* _Material supplied_
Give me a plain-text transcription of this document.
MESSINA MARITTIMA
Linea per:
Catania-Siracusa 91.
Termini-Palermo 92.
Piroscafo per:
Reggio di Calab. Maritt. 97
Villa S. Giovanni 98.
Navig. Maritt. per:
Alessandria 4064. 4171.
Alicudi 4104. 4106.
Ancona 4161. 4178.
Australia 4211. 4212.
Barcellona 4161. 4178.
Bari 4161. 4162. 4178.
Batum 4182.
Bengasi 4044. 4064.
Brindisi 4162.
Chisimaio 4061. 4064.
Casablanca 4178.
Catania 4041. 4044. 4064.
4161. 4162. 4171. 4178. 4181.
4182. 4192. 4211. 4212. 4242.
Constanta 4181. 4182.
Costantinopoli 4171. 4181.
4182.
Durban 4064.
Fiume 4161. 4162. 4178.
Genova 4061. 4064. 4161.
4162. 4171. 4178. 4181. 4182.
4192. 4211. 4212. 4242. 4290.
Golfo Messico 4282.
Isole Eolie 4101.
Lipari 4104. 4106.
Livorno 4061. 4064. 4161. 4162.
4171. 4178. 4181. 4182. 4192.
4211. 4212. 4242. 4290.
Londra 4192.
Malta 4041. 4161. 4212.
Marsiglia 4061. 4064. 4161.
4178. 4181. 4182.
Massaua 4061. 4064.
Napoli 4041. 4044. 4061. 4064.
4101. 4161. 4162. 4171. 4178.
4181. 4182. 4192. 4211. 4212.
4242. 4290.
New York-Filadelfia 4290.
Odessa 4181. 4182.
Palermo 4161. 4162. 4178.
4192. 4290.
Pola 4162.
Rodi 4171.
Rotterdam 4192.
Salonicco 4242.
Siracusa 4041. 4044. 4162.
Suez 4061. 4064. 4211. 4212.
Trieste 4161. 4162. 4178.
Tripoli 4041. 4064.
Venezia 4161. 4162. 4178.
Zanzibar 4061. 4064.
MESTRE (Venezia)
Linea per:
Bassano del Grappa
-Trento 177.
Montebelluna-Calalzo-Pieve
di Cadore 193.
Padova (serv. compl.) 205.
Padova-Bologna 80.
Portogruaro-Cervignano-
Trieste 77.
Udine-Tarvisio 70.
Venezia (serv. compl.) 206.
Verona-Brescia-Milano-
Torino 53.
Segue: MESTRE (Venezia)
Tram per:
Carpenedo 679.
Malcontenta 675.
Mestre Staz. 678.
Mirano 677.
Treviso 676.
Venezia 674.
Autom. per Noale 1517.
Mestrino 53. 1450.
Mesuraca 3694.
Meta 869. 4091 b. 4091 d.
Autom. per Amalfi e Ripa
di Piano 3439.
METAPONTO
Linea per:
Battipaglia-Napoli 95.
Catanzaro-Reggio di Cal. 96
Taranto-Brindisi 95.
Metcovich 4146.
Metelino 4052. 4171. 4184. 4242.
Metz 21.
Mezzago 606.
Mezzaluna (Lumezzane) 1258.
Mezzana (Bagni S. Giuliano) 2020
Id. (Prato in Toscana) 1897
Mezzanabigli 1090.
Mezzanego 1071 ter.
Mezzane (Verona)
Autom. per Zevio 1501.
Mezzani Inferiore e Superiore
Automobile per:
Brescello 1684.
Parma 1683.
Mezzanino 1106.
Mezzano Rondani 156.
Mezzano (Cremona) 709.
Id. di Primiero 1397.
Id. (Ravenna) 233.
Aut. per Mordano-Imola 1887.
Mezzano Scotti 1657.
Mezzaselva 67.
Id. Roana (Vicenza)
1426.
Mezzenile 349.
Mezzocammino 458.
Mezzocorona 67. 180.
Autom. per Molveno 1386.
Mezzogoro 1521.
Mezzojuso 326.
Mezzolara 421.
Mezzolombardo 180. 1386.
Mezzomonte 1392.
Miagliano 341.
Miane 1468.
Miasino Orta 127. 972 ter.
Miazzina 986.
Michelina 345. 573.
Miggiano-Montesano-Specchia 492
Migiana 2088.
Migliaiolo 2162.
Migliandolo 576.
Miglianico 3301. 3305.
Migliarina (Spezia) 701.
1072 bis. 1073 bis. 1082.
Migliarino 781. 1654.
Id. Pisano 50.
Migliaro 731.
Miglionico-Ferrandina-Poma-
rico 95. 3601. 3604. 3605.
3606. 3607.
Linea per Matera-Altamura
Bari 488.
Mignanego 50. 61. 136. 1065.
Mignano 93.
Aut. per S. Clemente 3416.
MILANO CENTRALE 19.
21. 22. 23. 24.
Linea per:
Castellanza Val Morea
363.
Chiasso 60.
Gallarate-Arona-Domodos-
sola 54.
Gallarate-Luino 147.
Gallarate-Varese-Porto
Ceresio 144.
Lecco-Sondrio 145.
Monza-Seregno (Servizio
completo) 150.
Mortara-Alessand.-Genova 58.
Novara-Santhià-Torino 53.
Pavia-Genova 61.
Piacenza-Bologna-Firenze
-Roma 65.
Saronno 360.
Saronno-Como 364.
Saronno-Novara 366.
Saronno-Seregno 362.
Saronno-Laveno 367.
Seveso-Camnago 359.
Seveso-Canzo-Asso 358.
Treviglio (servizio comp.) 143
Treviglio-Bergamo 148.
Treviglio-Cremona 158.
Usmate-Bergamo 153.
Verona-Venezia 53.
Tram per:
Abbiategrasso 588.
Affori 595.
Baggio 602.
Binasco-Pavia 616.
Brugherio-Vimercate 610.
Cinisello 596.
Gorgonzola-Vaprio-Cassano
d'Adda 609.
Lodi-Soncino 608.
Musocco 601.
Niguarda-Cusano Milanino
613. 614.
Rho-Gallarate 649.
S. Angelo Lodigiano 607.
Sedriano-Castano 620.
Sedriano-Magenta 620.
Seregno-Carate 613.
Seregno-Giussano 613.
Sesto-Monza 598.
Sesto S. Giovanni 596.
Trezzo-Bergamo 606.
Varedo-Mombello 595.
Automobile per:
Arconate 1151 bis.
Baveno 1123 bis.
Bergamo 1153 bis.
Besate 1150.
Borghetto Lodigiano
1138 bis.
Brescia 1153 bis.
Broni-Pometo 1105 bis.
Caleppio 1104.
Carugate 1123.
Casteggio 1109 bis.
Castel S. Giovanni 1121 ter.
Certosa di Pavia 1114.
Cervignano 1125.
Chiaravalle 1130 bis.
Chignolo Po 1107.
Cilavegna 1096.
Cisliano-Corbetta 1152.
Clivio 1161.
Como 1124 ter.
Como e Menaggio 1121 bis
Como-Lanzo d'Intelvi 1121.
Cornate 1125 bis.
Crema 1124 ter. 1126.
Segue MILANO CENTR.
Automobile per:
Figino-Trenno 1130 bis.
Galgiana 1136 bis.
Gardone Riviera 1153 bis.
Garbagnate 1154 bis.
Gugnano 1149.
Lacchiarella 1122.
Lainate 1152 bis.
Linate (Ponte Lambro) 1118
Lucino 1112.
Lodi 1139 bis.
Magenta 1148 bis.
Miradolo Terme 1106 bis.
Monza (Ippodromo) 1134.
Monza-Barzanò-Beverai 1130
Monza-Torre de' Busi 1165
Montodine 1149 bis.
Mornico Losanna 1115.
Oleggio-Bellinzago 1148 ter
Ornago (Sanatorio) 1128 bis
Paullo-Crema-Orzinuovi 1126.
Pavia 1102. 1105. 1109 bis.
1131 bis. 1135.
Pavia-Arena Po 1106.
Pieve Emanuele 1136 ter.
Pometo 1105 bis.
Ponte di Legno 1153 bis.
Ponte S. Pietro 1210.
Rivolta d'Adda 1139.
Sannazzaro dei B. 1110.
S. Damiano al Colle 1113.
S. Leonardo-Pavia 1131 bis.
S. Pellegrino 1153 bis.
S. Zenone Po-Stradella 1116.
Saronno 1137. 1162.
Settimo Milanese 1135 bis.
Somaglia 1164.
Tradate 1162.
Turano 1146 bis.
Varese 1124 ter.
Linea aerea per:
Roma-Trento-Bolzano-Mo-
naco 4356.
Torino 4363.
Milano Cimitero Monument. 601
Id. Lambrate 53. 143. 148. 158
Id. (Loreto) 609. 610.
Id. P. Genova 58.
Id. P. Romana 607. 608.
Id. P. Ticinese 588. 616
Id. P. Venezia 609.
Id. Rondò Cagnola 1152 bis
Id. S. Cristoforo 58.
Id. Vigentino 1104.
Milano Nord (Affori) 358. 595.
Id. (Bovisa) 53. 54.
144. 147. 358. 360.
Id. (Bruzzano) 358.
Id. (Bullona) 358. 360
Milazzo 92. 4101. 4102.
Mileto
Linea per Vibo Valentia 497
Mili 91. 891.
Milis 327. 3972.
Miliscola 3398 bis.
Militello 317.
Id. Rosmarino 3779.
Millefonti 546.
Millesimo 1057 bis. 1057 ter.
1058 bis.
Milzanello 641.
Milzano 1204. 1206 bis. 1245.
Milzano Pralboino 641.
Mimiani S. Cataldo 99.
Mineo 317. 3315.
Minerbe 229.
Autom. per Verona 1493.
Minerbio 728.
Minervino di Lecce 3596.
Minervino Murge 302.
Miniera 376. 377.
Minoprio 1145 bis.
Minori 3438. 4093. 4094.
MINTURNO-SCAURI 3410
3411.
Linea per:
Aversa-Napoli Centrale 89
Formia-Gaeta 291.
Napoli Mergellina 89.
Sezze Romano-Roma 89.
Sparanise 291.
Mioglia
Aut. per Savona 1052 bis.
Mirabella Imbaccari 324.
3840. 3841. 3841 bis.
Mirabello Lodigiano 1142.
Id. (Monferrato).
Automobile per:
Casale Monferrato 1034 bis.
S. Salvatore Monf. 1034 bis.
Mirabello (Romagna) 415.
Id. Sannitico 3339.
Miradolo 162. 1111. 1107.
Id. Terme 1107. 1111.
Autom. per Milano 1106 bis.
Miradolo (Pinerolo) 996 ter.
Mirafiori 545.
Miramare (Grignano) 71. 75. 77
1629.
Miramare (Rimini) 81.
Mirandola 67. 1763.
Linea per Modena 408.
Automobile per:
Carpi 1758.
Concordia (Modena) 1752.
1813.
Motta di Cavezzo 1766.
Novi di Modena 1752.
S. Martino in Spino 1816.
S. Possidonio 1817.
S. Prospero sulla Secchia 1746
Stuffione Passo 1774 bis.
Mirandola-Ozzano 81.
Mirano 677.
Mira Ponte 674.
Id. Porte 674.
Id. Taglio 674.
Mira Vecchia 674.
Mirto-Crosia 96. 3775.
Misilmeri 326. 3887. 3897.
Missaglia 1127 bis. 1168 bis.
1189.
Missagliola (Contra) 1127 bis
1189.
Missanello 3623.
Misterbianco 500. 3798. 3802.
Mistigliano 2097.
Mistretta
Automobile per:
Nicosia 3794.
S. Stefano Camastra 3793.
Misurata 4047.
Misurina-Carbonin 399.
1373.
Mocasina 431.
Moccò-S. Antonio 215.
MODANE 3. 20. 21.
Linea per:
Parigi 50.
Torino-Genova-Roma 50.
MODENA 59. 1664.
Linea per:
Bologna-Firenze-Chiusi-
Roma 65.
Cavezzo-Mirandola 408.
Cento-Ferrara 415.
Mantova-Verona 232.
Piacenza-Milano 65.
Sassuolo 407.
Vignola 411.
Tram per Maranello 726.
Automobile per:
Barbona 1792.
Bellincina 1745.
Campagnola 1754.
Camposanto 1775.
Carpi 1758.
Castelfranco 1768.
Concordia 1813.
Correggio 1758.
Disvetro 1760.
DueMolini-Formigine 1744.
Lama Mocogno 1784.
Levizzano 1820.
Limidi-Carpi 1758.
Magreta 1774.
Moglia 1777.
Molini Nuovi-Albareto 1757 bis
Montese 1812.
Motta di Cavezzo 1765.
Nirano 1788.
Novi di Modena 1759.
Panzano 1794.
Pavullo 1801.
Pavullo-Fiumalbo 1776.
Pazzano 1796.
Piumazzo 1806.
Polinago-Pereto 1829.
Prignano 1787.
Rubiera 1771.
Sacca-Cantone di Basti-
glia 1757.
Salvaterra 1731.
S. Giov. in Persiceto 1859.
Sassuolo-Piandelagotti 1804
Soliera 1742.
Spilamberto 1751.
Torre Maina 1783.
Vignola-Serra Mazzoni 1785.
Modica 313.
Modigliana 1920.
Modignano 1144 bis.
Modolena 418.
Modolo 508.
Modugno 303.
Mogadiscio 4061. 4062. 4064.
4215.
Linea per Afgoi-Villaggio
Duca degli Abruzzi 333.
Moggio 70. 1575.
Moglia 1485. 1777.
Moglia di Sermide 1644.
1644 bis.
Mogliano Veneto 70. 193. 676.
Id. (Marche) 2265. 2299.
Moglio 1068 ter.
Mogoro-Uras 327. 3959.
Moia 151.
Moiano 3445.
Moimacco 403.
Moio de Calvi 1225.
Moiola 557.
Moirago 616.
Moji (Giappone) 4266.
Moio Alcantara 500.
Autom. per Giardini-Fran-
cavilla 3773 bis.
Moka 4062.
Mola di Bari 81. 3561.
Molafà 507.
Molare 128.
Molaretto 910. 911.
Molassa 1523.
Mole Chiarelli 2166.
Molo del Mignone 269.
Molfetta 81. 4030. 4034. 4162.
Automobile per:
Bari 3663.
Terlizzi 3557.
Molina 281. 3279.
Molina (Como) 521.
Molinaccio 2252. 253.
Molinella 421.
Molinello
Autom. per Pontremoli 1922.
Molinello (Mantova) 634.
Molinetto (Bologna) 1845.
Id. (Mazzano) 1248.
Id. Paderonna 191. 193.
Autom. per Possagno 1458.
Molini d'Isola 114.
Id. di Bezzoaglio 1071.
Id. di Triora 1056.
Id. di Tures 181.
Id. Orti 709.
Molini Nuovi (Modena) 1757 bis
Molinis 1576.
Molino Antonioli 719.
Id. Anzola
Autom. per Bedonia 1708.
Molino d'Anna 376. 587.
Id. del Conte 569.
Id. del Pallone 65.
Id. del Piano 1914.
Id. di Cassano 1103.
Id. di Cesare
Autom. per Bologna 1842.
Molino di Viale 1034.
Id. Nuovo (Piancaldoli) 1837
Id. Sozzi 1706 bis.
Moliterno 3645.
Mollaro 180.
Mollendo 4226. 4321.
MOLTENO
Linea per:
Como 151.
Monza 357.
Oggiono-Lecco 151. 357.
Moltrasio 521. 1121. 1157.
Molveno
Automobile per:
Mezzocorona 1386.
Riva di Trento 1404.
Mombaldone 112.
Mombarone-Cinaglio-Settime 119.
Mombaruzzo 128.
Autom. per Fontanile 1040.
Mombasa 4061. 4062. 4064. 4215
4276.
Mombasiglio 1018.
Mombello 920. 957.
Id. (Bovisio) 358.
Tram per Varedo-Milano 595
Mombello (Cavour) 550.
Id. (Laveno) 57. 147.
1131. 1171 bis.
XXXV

* _Set task_
Lines that hold "Bologna" are the ones to copy; find all of them.

* _Final answer_
Padova-Bologna 80.
Piacenza-Bologna-Firenze
Bologna-Firenze-Chiusi-
Molinetto (Bologna) 1845.
Autom. per Bologna 1842.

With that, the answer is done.